Rewrite the rows from the line containing "x-tick-label: 24: [154, 576, 174, 596]" through the line containing "y-tick-label: -0.15: [34, 480, 72, 500]", changing "legend-label" to "legend-entry" and leaving everything else unchanged. Return only those lines.

>> Start

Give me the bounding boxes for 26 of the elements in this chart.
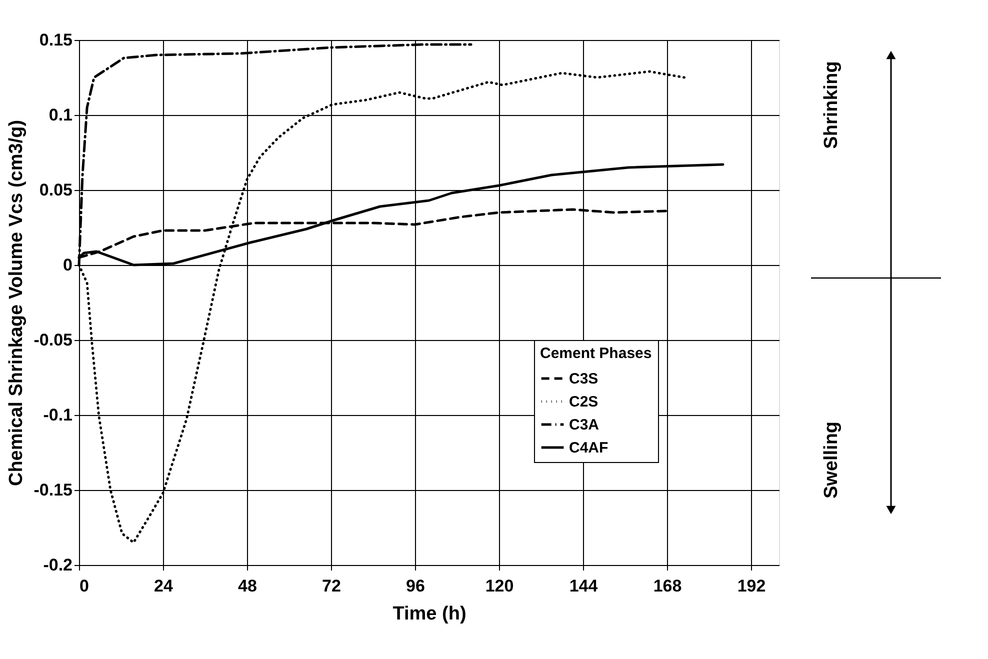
x-tick-label: 24: [154, 576, 174, 596]
y-tick-label: 0.05: [39, 180, 72, 200]
y-axis-title: Chemical Shrinkage Volume Vcs (cm3/g): [6, 120, 27, 486]
x-tick-label: 168: [653, 576, 682, 596]
y-tick-label: 0: [63, 256, 72, 274]
legend-title: Cement Phases: [540, 345, 652, 362]
text: Swelling: [821, 421, 842, 499]
y-tick-label: 0.1: [48, 106, 72, 124]
legend-label: C3A: [569, 416, 600, 434]
x-tick-label: 48: [238, 576, 257, 596]
legend-label: C4AF: [569, 440, 608, 456]
y-tick-label: -0.2: [43, 556, 72, 574]
text: Shrinking: [821, 61, 842, 149]
x-axis-title: Time (h): [392, 604, 466, 624]
x-tick-label: 0: [80, 576, 89, 596]
x-tick-label: 96: [406, 576, 425, 596]
y-tick-label: 0.15: [39, 30, 72, 50]
x-tick-label: 120: [485, 576, 514, 596]
y-tick-label: -0.05: [34, 330, 72, 350]
legend-label: C2S: [569, 394, 598, 410]
y-tick-label: -0.15: [34, 480, 72, 500]
x-tick-label: 72: [322, 576, 341, 596]
legend-label: C3S: [569, 370, 598, 388]
x-tick-label: 144: [569, 576, 598, 596]
x-tick-label: 192: [737, 576, 766, 596]
y-tick-label: -0.1: [43, 406, 72, 424]
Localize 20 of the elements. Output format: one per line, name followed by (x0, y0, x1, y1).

>> End

Correct result:
x-tick-label: 24: [154, 576, 174, 596]
y-tick-label: 0.05: [39, 180, 72, 200]
y-axis-title: Chemical Shrinkage Volume Vcs (cm3/g): [6, 120, 27, 486]
x-tick-label: 168: [653, 576, 682, 596]
y-tick-label: 0: [63, 256, 72, 274]
legend-title: Cement Phases: [540, 345, 652, 362]
text: Swelling: [821, 421, 842, 499]
y-tick-label: 0.1: [48, 106, 72, 124]
legend-entry: C3A: [569, 416, 600, 434]
x-tick-label: 48: [238, 576, 257, 596]
legend-entry: C4AF: [569, 440, 608, 456]
y-tick-label: -0.2: [43, 556, 72, 574]
text: Shrinking: [821, 61, 842, 149]
x-axis-title: Time (h): [392, 604, 466, 624]
x-tick-label: 0: [80, 576, 89, 596]
x-tick-label: 96: [406, 576, 425, 596]
y-tick-label: 0.15: [39, 30, 72, 50]
x-tick-label: 120: [485, 576, 514, 596]
y-tick-label: -0.05: [34, 330, 72, 350]
legend-entry: C2S: [569, 394, 598, 410]
y-tick-label: -0.15: [34, 480, 72, 500]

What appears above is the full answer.